Data records
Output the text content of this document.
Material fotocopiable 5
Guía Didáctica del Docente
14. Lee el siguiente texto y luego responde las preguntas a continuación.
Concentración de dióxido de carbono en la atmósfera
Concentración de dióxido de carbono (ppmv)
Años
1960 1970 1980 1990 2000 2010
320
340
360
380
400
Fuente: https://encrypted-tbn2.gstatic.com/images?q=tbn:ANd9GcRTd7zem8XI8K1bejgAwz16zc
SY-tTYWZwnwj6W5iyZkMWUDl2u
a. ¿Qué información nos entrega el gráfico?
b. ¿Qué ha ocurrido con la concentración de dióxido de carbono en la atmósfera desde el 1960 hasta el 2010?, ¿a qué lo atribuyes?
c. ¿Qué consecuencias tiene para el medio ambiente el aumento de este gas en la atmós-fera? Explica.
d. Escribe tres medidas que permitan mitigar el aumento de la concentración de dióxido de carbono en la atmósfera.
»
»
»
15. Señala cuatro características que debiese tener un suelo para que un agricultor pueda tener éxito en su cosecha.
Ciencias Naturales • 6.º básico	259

◆ Work instructions ◆
Count the lines in which the string "atmósfera" appears, then report only that figure.

◆ Task solution ◆
3